__DESCRIPTION OF THE TASK__.
Quote the data below in full, minus the images.

(Recorded data)

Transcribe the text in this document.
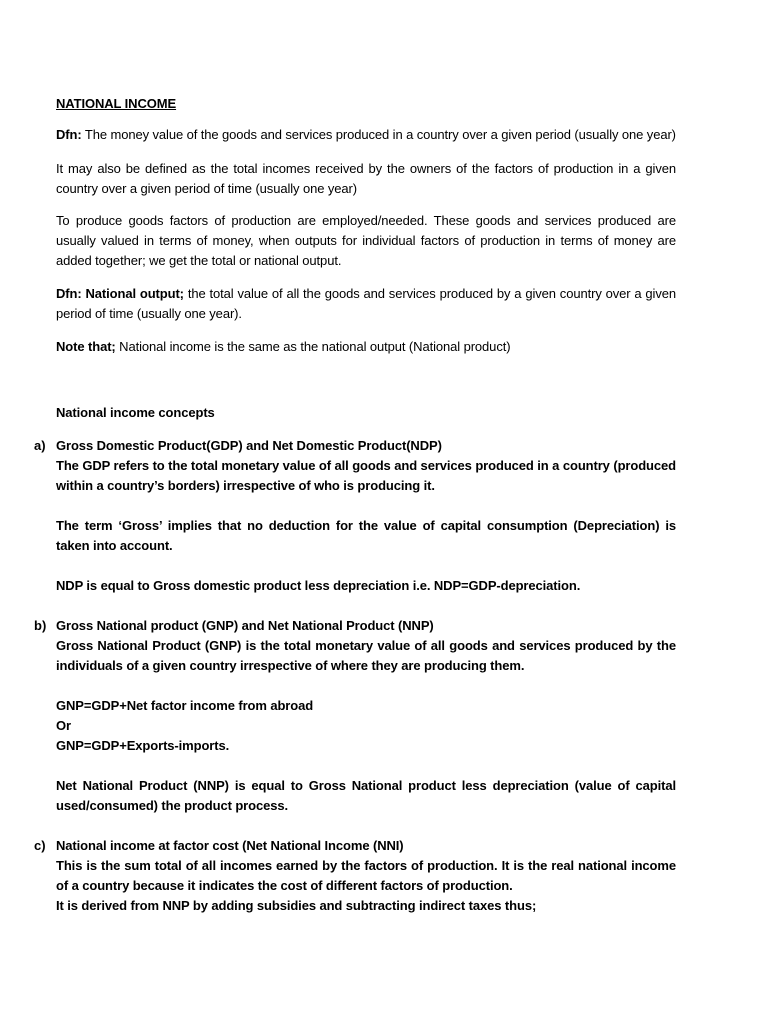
NATIONAL INCOME
Dfn: The money value of the goods and services produced in a country over a given period (usually one year)
It may also be defined as the total incomes received by the owners of the factors of production in a given country over a given period of time (usually one year)
To produce goods factors of production are employed/needed. These goods and services produced are usually valued in terms of money, when outputs for individual factors of production in terms of money are added together; we get the total or national output.
Dfn: National output; the total value of all the goods and services produced by a given country over a given period of time (usually one year).
Note that; National income is the same as the national output (National product)
National income concepts
a) Gross Domestic Product(GDP) and Net Domestic Product(NDP)
The GDP refers to the total monetary value of all goods and services produced in a country (produced within a country’s borders) irrespective of who is producing it.
The term ‘Gross’ implies that no deduction for the value of capital consumption (Depreciation) is taken into account.
NDP is equal to Gross domestic product less depreciation i.e. NDP=GDP-depreciation.
b) Gross National product (GNP) and Net National Product (NNP)
Gross National Product (GNP) is the total monetary value of all goods and services produced by the individuals of a given country irrespective of where they are producing them.
GNP=GDP+Net factor income from abroad
Or
GNP=GDP+Exports-imports.
Net National Product (NNP) is equal to Gross National product less depreciation (value of capital used/consumed) the product process.
c) National income at factor cost (Net National Income (NNI)
This is the sum total of all incomes earned by the factors of production. It is the real national income of a country because it indicates the cost of different factors of production.
It is derived from NNP by adding subsidies and subtracting indirect taxes thus;
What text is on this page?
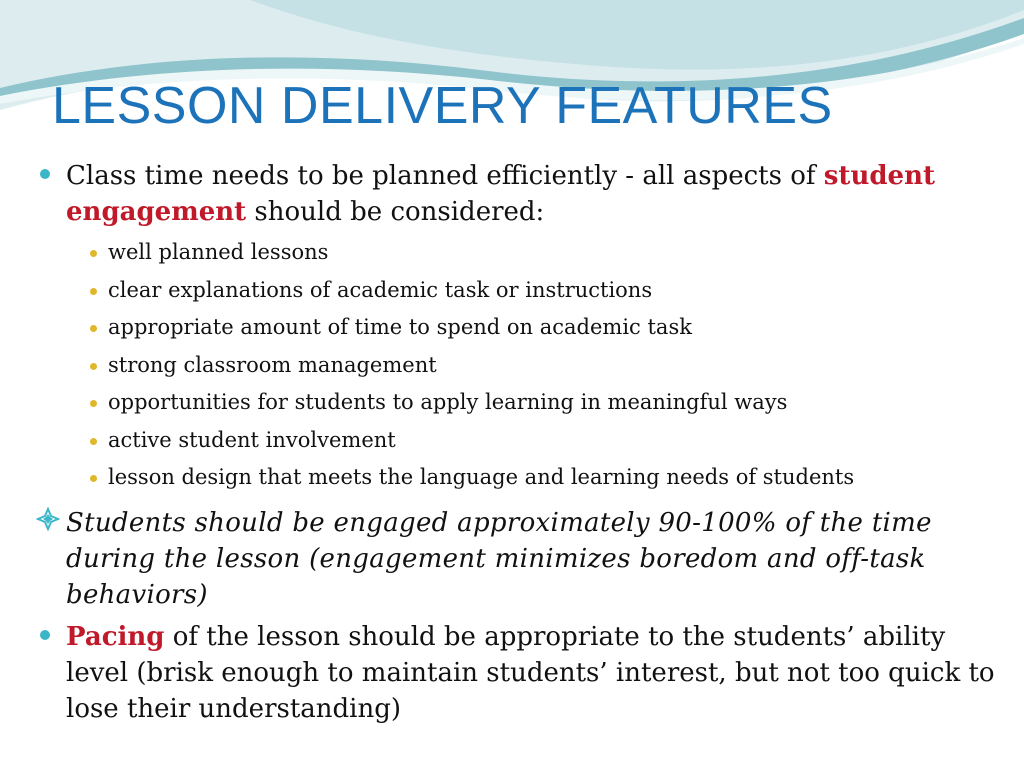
LESSON DELIVERY FEATURES
Class time needs to be planned efficiently - all aspects of student engagement should be considered:
well planned lessons
clear explanations of academic task or instructions
appropriate amount of time to spend on academic task
strong classroom management
opportunities for students to apply learning in meaningful ways
active student involvement
lesson design that meets the language and learning needs of students
Students should be engaged approximately 90-100% of the time during the lesson (engagement minimizes boredom and off-task behaviors)
Pacing of the lesson should be appropriate to the students’ ability level (brisk enough to maintain students’ interest, but not too quick to lose their understanding)
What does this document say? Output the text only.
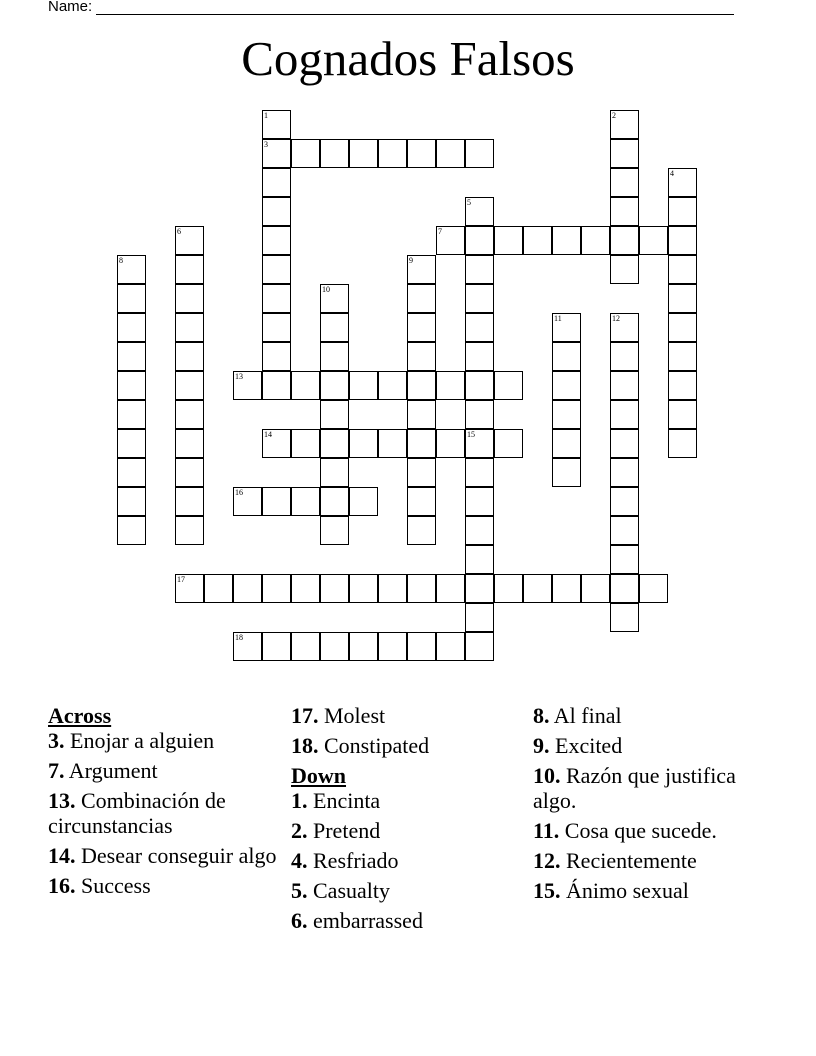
Name:
Cognados Falsos
1
3
2
4
5
15
6	7
8	9
10
11	12
13
14
16
17
18
Across
3. Enojar a alguien
7. Argument
13. Combinación de circunstancias
14. Desear conseguir algo
16. Success
17. Molest
18. Constipated
Down
1. Encinta
2. Pretend
4. Resfriado
5. Casualty
6. embarrassed
8. Al final
9. Excited
10. Razón que justifica algo.
11. Cosa que sucede.
12. Recientemente
15. Ánimo sexual
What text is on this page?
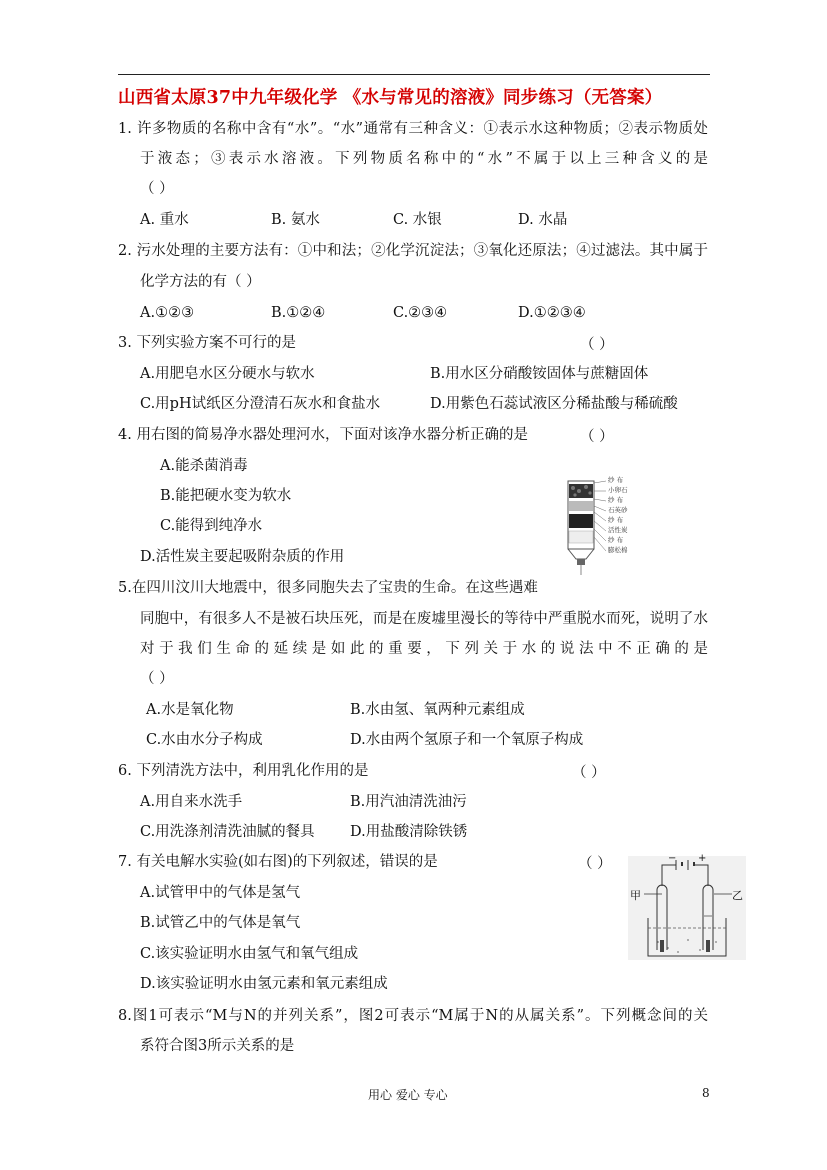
山西省太原37中九年级化学 《水与常见的溶液》同步练习（无答案）
1. 许多物质的名称中含有“水”。“水”通常有三种含义：①表示水这种物质；②表示物质处
于液态；③表示水溶液。下列物质名称中的“水”不属于以上三种含义的是
（ ）
A. 重水	B. 氨水	C. 水银	D. 水晶
2. 污水处理的主要方法有：①中和法；②化学沉淀法；③氧化还原法；④过滤法。其中属于
化学方法的有（ ）
A.①②③	B.①②④	C.②③④	D.①②③④
3. 下列实验方案不可行的是	（ ）
A.用肥皂水区分硬水与软水	B.用水区分硝酸铵固体与蔗糖固体
C.用pH试纸区分澄清石灰水和食盐水	D.用紫色石蕊试液区分稀盐酸与稀硫酸
4. 用右图的简易净水器处理河水，下面对该净水器分析正确的是	（ ）
A.能杀菌消毒
B.能把硬水变为软水
C.能得到纯净水
D.活性炭主要起吸附杂质的作用
纱 布
小卵石
纱 布
石英砂
纱 布
活性炭
纱 布
膨松棉
5.在四川汶川大地震中，很多同胞失去了宝贵的生命。在这些遇难
同胞中，有很多人不是被石块压死，而是在废墟里漫长的等待中严重脱水而死，说明了水
对于我们生命的延续是如此的重要，下列关于水的说法中不正确的是
（ ）
A.水是氧化物	B.水由氢、氧两种元素组成
C.水由水分子构成	D.水由两个氢原子和一个氧原子构成
6. 下列清洗方法中，利用乳化作用的是	（ ）
A.用自来水洗手	B.用汽油清洗油污
C.用洗涤剂清洗油腻的餐具 D.用盐酸清除铁锈
7. 有关电解水实验(如右图)的下列叙述，错误的是	（ ）
A.试管甲中的气体是氢气
B.试管乙中的气体是氧气
C.该实验证明水由氢气和氧气组成
D.该实验证明水由氢元素和氧元素组成
甲	乙
− +
8.图1可表示“M与N的并列关系”，图2可表示“M属于N的从属关系”。下列概念间的关
系符合图3所示关系的是
用心 爱心 专心	8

__SOLUTION TO THIS PROBLEM__.
Transcribe the text in this document.
NATIONAL INCOME
Dfn: The money value of the goods and services produced in a country over a given period (usually one year)
It may also be defined as the total incomes received by the owners of the factors of production in a given country over a given period of time (usually one year)
To produce goods factors of production are employed/needed. These goods and services produced are usually valued in terms of money, when outputs for individual factors of production in terms of money are added together; we get the total or national output.
Dfn: National output; the total value of all the goods and services produced by a given country over a given period of time (usually one year).
Note that; National income is the same as the national output (National product)
National income concepts
a) Gross Domestic Product(GDP) and Net Domestic Product(NDP)
The GDP refers to the total monetary value of all goods and services produced in a country (produced within a country’s borders) irrespective of who is producing it.
The term ‘Gross’ implies that no deduction for the value of capital consumption (Depreciation) is taken into account.
NDP is equal to Gross domestic product less depreciation i.e. NDP=GDP-depreciation.
b) Gross National product (GNP) and Net National Product (NNP)
Gross National Product (GNP) is the total monetary value of all goods and services produced by the individuals of a given country irrespective of where they are producing them.
GNP=GDP+Net factor income from abroad
Or
GNP=GDP+Exports-imports.
Net National Product (NNP) is equal to Gross National product less depreciation (value of capital used/consumed) the product process.
c) National income at factor cost (Net National Income (NNI)
This is the sum total of all incomes earned by the factors of production. It is the real national income of a country because it indicates the cost of different factors of production.
It is derived from NNP by adding subsidies and subtracting indirect taxes thus;
What text is on this page?
LESSON DELIVERY FEATURES
Class time needs to be planned efficiently - all aspects of student engagement should be considered:
well planned lessons
clear explanations of academic task or instructions
appropriate amount of time to spend on academic task
strong classroom management
opportunities for students to apply learning in meaningful ways
active student involvement
lesson design that meets the language and learning needs of students
Students should be engaged approximately 90-100% of the time during the lesson (engagement minimizes boredom and off-task behaviors)
Pacing of the lesson should be appropriate to the students’ ability level (brisk enough to maintain students’ interest, but not too quick to lose their understanding)
What does this document say? Output the text only.
Name:
Cognados Falsos
1
3
2
4
5
15
6	7
8	9
10
11	12
13
14
16
17
18
Across
3. Enojar a alguien
7. Argument
13. Combinación de circunstancias
14. Desear conseguir algo
16. Success
17. Molest
18. Constipated
Down
1. Encinta
2. Pretend
4. Resfriado
5. Casualty
6. embarrassed
8. Al final
9. Excited
10. Razón que justifica algo.
11. Cosa que sucede.
12. Recientemente
15. Ánimo sexual
What text is on this page?
山西省太原37中九年级化学 《水与常见的溶液》同步练习（无答案）
1. 许多物质的名称中含有“水”。“水”通常有三种含义：①表示水这种物质；②表示物质处
于液态；③表示水溶液。下列物质名称中的“水”不属于以上三种含义的是
（ ）
A. 重水	B. 氨水	C. 水银	D. 水晶
2. 污水处理的主要方法有：①中和法；②化学沉淀法；③氧化还原法；④过滤法。其中属于
化学方法的有（ ）
A.①②③	B.①②④	C.②③④	D.①②③④
3. 下列实验方案不可行的是	（ ）
A.用肥皂水区分硬水与软水	B.用水区分硝酸铵固体与蔗糖固体
C.用pH试纸区分澄清石灰水和食盐水	D.用紫色石蕊试液区分稀盐酸与稀硫酸
4. 用右图的简易净水器处理河水，下面对该净水器分析正确的是	（ ）
A.能杀菌消毒
B.能把硬水变为软水
C.能得到纯净水
D.活性炭主要起吸附杂质的作用
纱 布
小卵石
纱 布
石英砂
纱 布
活性炭
纱 布
膨松棉
5.在四川汶川大地震中，很多同胞失去了宝贵的生命。在这些遇难
同胞中，有很多人不是被石块压死，而是在废墟里漫长的等待中严重脱水而死，说明了水
对于我们生命的延续是如此的重要，下列关于水的说法中不正确的是
（ ）
A.水是氧化物	B.水由氢、氧两种元素组成
C.水由水分子构成	D.水由两个氢原子和一个氧原子构成
6. 下列清洗方法中，利用乳化作用的是	（ ）
A.用自来水洗手	B.用汽油清洗油污
C.用洗涤剂清洗油腻的餐具 D.用盐酸清除铁锈
7. 有关电解水实验(如右图)的下列叙述，错误的是	（ ）
A.试管甲中的气体是氢气
B.试管乙中的气体是氧气
C.该实验证明水由氢气和氧气组成
D.该实验证明水由氢元素和氧元素组成
甲	乙
− +
8.图1可表示“M与N的并列关系”，图2可表示“M属于N的从属关系”。下列概念间的关
系符合图3所示关系的是
用心 爱心 专心	8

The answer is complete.